§ **Exercise details**
Where a line of the listing below includes the word "true", reproduce that line.

§ **Data for this task**
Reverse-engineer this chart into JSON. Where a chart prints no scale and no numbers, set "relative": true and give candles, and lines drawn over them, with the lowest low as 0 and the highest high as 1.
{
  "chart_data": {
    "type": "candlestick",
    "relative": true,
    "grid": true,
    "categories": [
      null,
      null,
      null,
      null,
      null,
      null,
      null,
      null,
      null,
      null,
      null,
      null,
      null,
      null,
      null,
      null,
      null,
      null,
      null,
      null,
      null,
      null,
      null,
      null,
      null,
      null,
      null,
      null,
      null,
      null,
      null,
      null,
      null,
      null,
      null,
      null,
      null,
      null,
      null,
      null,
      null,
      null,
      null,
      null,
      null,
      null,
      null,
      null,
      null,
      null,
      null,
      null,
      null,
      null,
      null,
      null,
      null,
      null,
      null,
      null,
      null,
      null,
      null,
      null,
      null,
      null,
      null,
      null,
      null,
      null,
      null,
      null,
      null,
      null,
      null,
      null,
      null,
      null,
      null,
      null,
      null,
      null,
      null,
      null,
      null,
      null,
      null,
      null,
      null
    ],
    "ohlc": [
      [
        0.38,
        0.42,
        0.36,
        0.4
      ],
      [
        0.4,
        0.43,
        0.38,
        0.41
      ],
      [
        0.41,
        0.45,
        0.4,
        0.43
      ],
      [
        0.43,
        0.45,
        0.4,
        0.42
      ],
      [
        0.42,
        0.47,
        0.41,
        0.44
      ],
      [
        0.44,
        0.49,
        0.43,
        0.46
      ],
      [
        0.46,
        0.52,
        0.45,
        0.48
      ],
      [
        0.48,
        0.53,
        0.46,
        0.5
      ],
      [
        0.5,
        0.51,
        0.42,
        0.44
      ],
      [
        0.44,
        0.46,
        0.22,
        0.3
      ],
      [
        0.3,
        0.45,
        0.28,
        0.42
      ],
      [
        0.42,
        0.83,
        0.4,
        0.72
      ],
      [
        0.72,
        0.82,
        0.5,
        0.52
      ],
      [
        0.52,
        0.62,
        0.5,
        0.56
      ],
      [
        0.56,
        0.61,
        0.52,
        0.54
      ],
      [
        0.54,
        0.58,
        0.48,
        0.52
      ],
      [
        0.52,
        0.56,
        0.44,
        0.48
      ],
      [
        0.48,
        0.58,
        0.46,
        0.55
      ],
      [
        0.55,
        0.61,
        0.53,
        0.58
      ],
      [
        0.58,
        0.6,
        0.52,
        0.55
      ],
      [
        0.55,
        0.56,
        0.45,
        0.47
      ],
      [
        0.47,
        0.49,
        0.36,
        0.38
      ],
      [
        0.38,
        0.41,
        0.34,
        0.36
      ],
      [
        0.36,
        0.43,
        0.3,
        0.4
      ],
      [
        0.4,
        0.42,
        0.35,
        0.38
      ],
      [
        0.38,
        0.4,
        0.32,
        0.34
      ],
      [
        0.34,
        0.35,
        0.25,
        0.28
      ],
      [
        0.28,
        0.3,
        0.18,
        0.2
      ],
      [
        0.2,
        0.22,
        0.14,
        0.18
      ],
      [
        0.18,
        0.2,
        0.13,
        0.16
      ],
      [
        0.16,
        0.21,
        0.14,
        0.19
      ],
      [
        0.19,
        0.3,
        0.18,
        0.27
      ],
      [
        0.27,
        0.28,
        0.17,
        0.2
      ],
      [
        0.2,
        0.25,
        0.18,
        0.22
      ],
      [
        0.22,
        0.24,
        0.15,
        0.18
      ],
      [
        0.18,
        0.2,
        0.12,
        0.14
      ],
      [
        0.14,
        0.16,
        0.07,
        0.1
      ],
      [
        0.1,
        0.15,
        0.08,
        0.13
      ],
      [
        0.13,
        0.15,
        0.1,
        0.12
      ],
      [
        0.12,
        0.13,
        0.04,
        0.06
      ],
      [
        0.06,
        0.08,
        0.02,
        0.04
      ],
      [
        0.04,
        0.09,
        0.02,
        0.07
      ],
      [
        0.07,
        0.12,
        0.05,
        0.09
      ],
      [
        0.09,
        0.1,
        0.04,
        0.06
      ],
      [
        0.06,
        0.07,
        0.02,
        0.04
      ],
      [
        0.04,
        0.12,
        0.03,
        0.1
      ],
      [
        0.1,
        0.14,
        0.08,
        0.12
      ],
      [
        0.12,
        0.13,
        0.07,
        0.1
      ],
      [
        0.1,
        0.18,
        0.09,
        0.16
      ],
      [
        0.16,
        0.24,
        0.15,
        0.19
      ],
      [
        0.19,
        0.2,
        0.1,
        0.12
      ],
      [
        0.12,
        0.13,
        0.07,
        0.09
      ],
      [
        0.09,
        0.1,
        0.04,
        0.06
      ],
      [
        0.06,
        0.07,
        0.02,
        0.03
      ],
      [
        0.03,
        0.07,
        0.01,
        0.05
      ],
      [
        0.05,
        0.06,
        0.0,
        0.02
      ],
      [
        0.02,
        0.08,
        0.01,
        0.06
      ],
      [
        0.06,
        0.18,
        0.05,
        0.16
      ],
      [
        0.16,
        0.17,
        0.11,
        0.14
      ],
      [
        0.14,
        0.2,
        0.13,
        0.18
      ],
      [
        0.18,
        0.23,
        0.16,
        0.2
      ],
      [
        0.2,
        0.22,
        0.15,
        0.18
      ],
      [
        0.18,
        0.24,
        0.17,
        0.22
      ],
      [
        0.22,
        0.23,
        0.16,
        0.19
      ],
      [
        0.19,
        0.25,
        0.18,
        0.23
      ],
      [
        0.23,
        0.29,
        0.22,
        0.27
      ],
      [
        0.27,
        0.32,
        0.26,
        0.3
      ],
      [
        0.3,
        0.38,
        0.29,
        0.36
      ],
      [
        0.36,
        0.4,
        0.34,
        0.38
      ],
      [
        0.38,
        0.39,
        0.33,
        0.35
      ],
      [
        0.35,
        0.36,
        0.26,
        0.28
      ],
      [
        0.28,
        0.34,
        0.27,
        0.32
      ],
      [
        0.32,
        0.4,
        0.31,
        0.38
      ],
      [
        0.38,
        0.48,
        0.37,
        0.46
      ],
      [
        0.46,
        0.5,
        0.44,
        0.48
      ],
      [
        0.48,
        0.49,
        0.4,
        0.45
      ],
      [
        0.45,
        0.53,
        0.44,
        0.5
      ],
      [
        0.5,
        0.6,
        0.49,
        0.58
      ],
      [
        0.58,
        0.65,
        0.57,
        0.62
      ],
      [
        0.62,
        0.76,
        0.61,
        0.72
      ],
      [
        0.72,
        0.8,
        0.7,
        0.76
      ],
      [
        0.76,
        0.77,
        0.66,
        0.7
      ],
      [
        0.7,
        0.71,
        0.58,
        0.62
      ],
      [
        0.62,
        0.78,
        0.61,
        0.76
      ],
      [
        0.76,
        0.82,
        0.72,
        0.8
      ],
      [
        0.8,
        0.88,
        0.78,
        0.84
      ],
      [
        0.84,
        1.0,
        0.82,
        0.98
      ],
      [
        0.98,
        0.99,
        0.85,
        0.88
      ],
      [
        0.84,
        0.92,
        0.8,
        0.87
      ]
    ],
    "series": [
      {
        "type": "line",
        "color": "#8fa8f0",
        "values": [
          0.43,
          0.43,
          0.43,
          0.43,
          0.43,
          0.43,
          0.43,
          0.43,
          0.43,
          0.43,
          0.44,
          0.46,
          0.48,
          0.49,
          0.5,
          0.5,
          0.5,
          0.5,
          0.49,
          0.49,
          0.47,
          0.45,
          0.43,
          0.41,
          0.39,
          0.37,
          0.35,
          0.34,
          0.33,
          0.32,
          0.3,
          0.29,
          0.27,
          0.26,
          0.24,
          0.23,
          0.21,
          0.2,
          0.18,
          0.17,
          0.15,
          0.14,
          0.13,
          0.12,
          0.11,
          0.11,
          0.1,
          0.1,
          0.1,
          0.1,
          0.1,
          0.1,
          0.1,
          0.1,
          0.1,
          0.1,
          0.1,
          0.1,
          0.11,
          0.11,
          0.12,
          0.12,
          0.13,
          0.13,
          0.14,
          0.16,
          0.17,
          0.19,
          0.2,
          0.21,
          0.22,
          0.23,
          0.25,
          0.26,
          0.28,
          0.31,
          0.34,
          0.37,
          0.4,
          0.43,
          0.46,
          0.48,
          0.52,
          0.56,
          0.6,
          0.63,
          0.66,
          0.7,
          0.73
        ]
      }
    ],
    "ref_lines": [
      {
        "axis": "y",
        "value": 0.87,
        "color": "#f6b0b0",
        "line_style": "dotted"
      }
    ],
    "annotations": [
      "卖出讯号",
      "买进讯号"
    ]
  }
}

§ **Response below**
Reverse-engineer this chart into JSON. Where a chart prints no scale and no numbers, set "relative": true and give candles, and lines drawn over them, with the lowest low as 0 and the highest high as 1.
    "relative": true,
    "grid": true,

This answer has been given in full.